◆ **Instruction**
Exclude images, then output the remaining data verbatim.

◆ **Input for this task**
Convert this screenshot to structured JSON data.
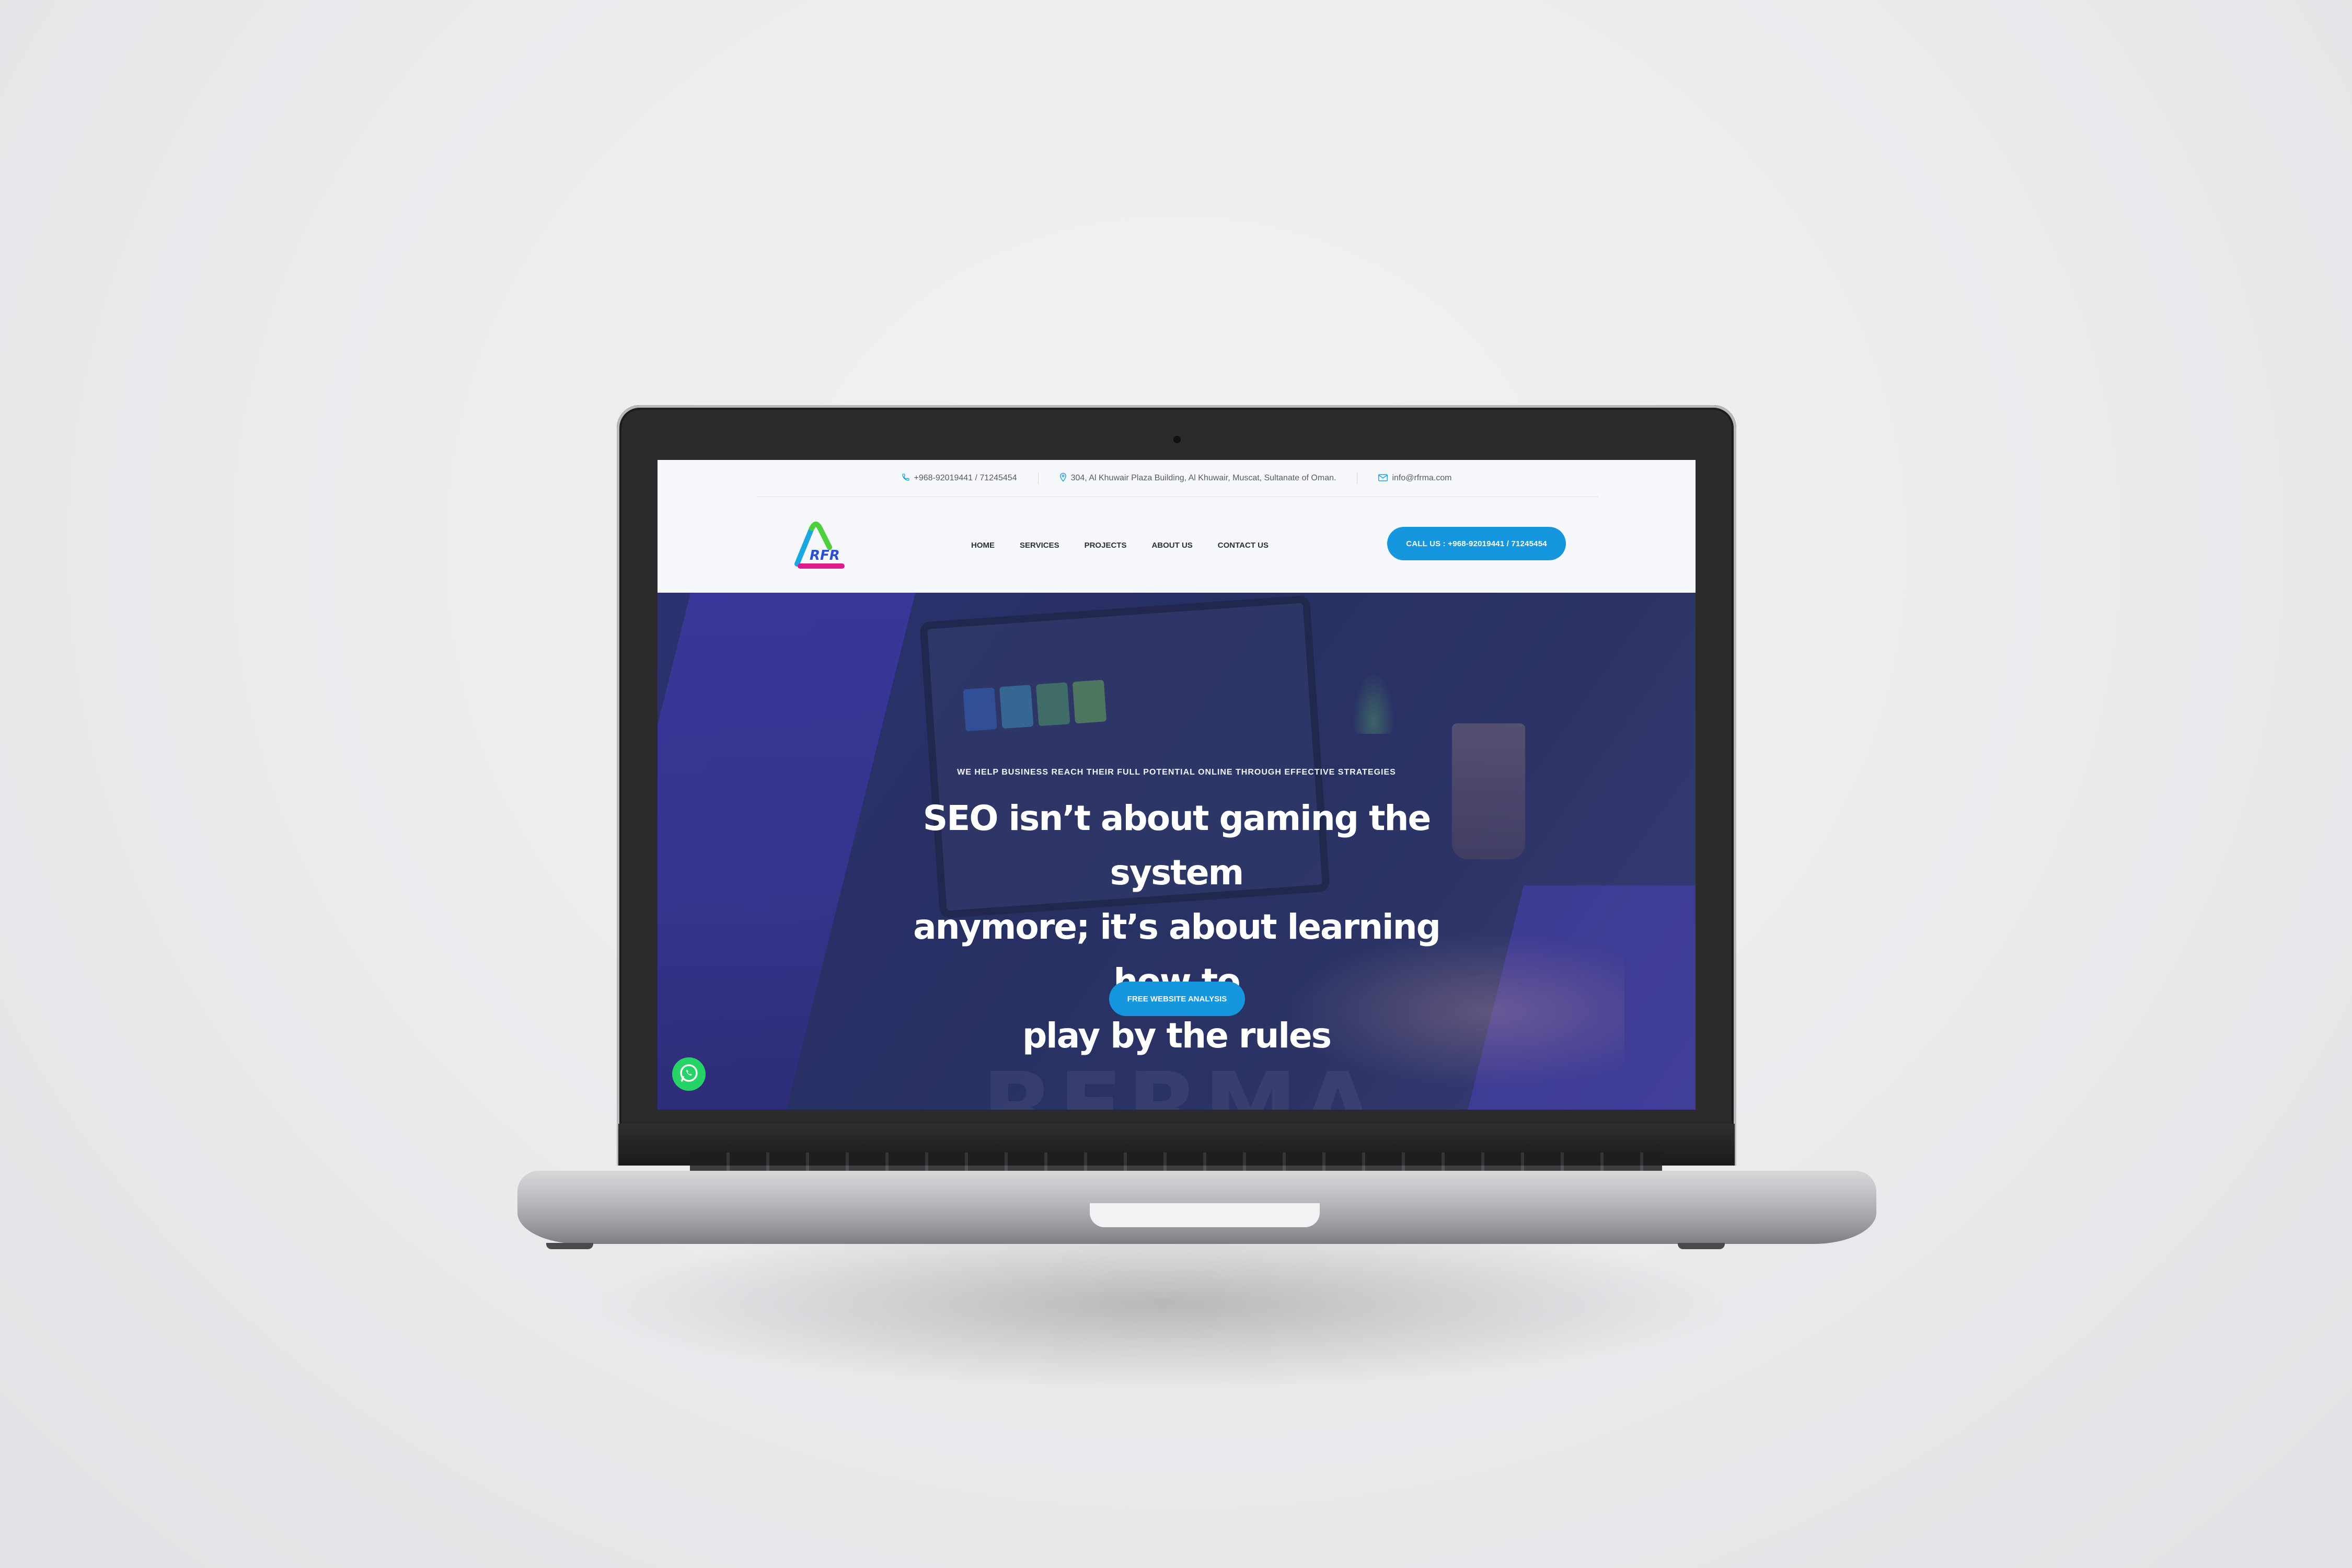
{
  "topbar": {
    "phone": "+968-92019441 / 71245454",
    "address": "304, Al Khuwair Plaza Building, Al Khuwair, Muscat, Sultanate of Oman.",
    "email": "info@rfrma.com"
  },
  "logo": {
    "text": "RFR"
  },
  "nav": {
    "items": [
      {
        "label": "HOME"
      },
      {
        "label": "SERVICES"
      },
      {
        "label": "PROJECTS"
      },
      {
        "label": "ABOUT US"
      },
      {
        "label": "CONTACT US"
      }
    ]
  },
  "cta": {
    "label": "CALL US : +968-92019441 / 71245454"
  },
  "hero": {
    "eyebrow": "WE HELP BUSINESS REACH THEIR FULL POTENTIAL ONLINE THROUGH EFFECTIVE STRATEGIES",
    "headline_1": "SEO isn’t about gaming the system",
    "headline_2": "anymore; it’s about learning how to",
    "headline_3": "play by the rules",
    "button": "FREE WEBSITE ANALYSIS",
    "watermark": "RFRMA"
  },
  "icons": {
    "phone": "phone-icon",
    "location": "map-pin-icon",
    "email": "mail-icon",
    "whatsapp": "whatsapp-icon"
  },
  "colors": {
    "accent": "#1596de",
    "hero_bg": "#273063",
    "whatsapp": "#25d366"
  }
}
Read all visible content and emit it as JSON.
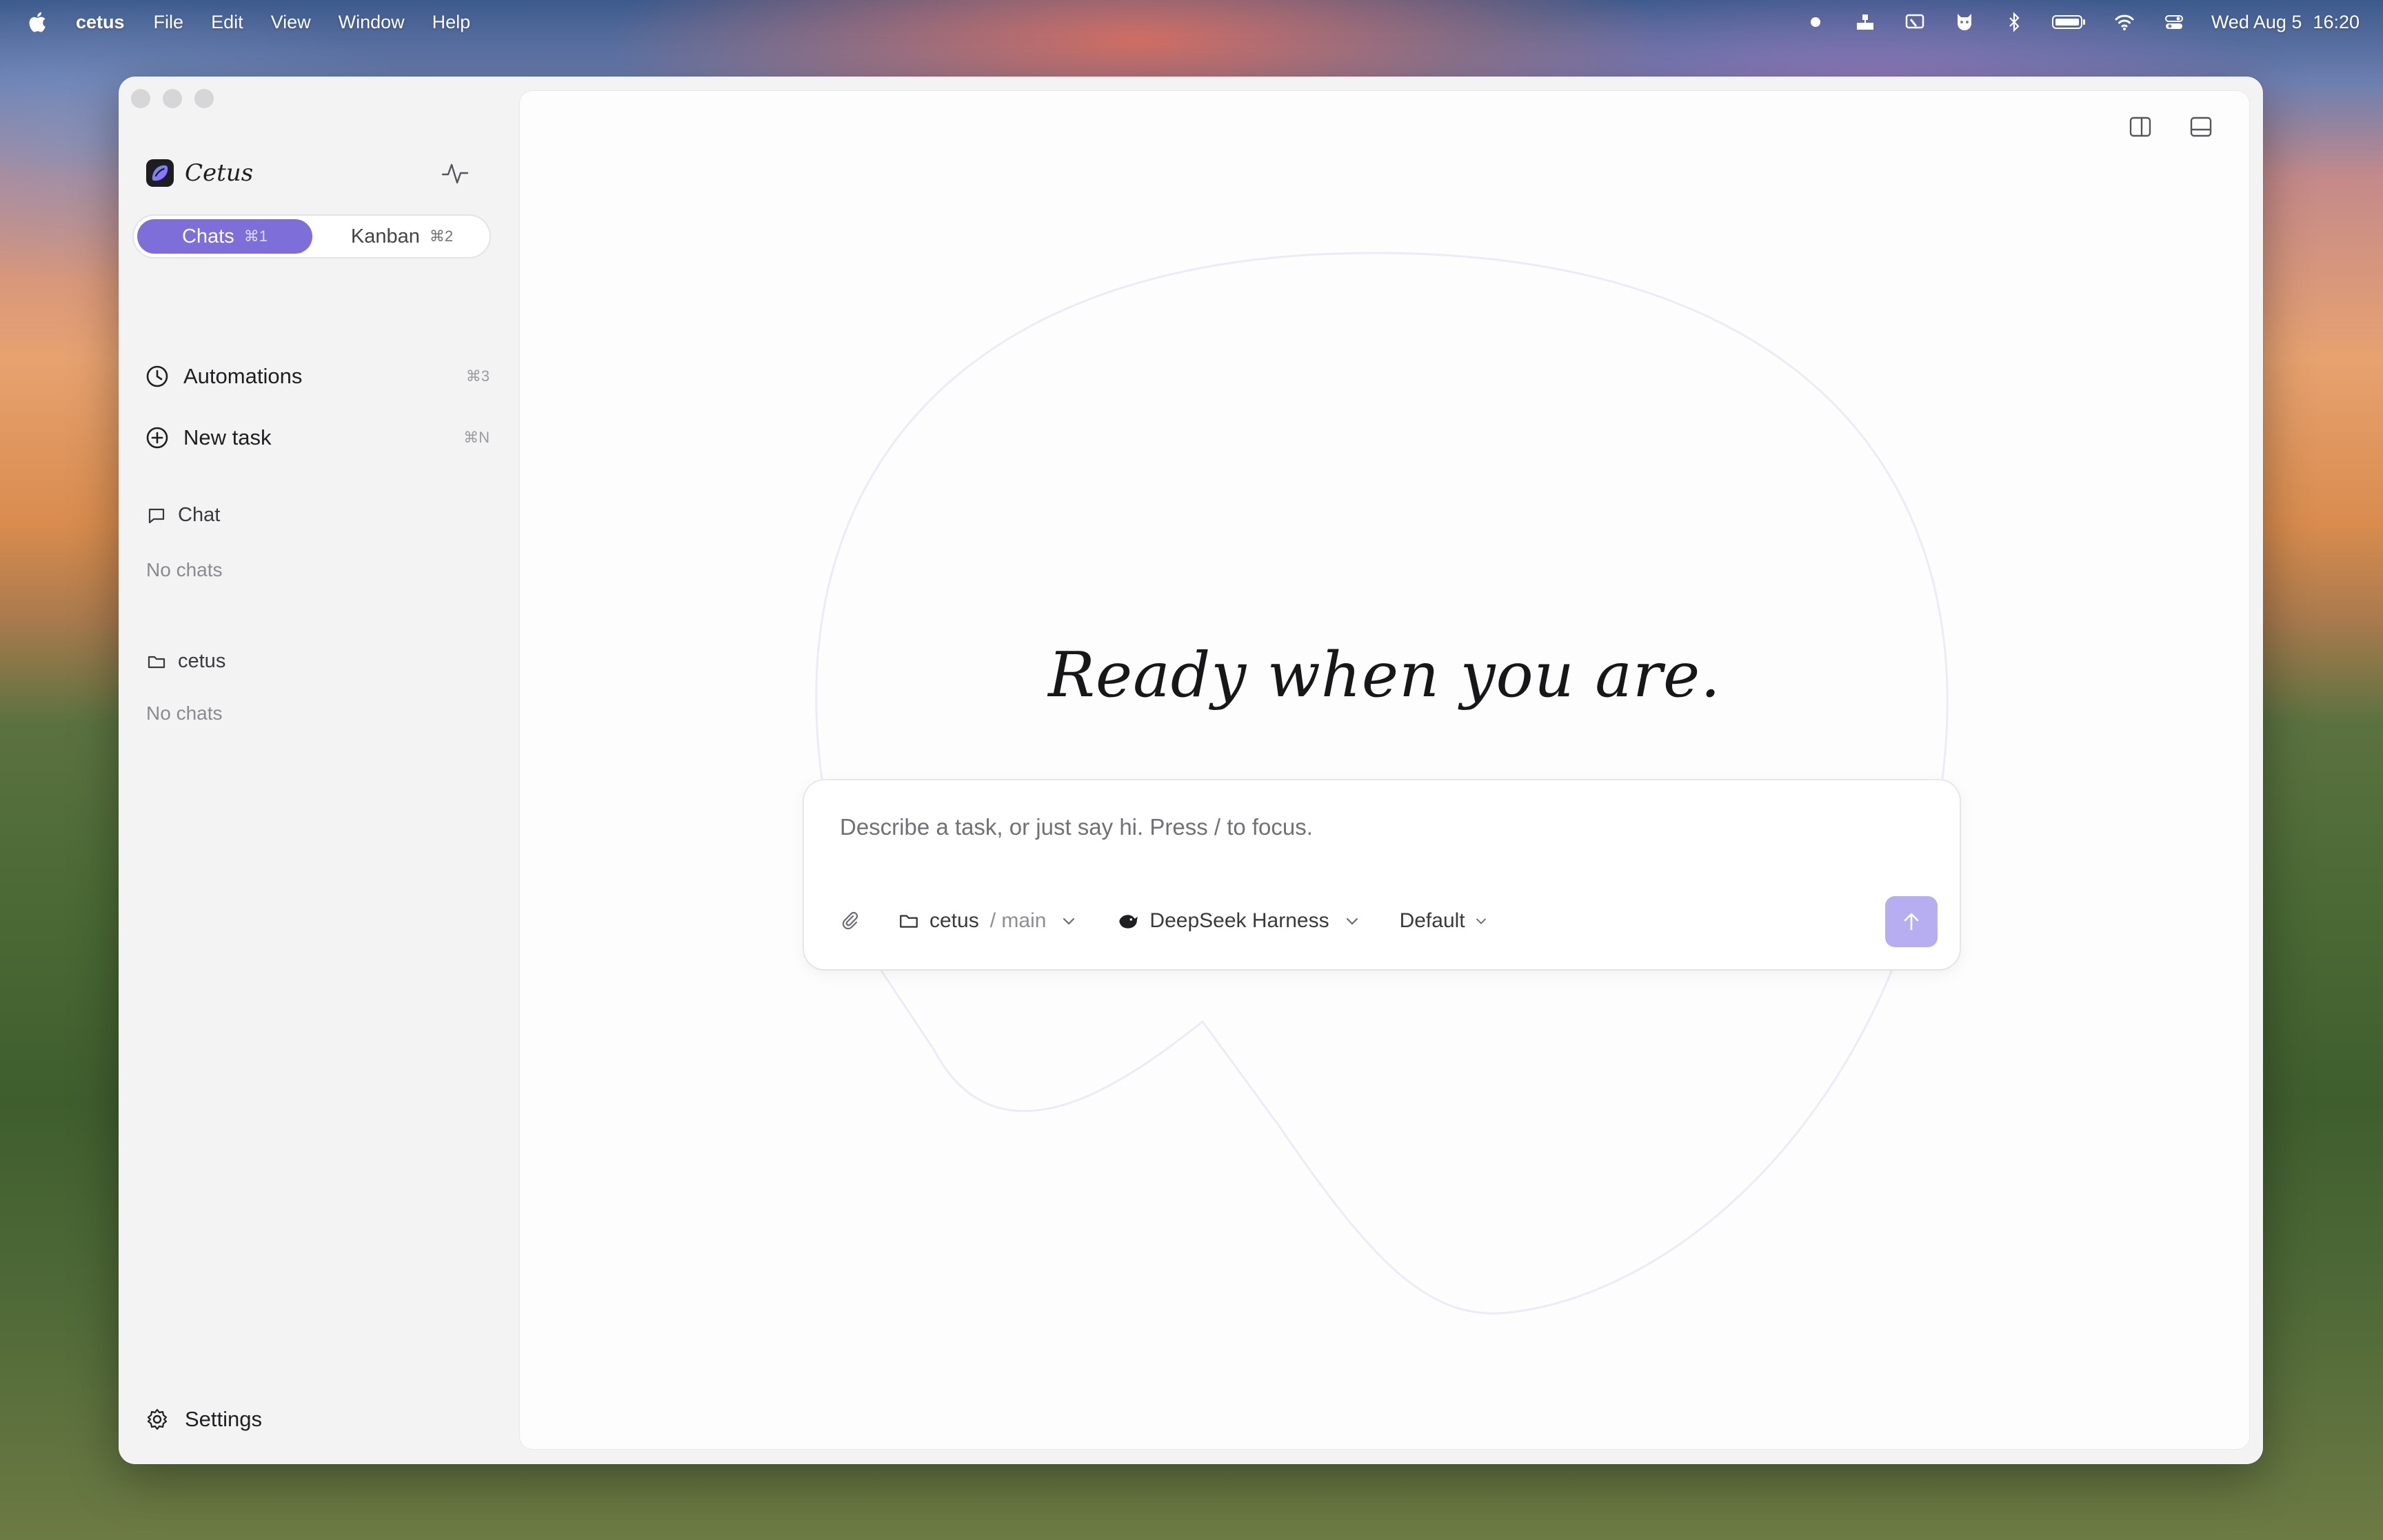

◆ **Answer to this task**
Convert this screenshot to structured JSON data.
{
  "topbar": {
    "phone": "+968-92019441 / 71245454",
    "address": "304, Al Khuwair Plaza Building, Al Khuwair, Muscat, Sultanate of Oman.",
    "email": "info@rfrma.com"
  },
  "logo": {
    "text": "RFR"
  },
  "nav": {
    "items": [
      {
        "label": "HOME"
      },
      {
        "label": "SERVICES"
      },
      {
        "label": "PROJECTS"
      },
      {
        "label": "ABOUT US"
      },
      {
        "label": "CONTACT US"
      }
    ]
  },
  "cta": {
    "label": "CALL US : +968-92019441 / 71245454"
  },
  "hero": {
    "eyebrow": "WE HELP BUSINESS REACH THEIR FULL POTENTIAL ONLINE THROUGH EFFECTIVE STRATEGIES",
    "headline_1": "SEO isn’t about gaming the system",
    "headline_2": "anymore; it’s about learning how to",
    "headline_3": "play by the rules",
    "button": "FREE WEBSITE ANALYSIS",
    "watermark": "RFRMA"
  },
  "icons": {
    "phone": "phone-icon",
    "location": "map-pin-icon",
    "email": "mail-icon",
    "whatsapp": "whatsapp-icon"
  },
  "colors": {
    "accent": "#1596de",
    "hero_bg": "#273063",
    "whatsapp": "#25d366"
  }
}
Read all visible content and emit it as JSON.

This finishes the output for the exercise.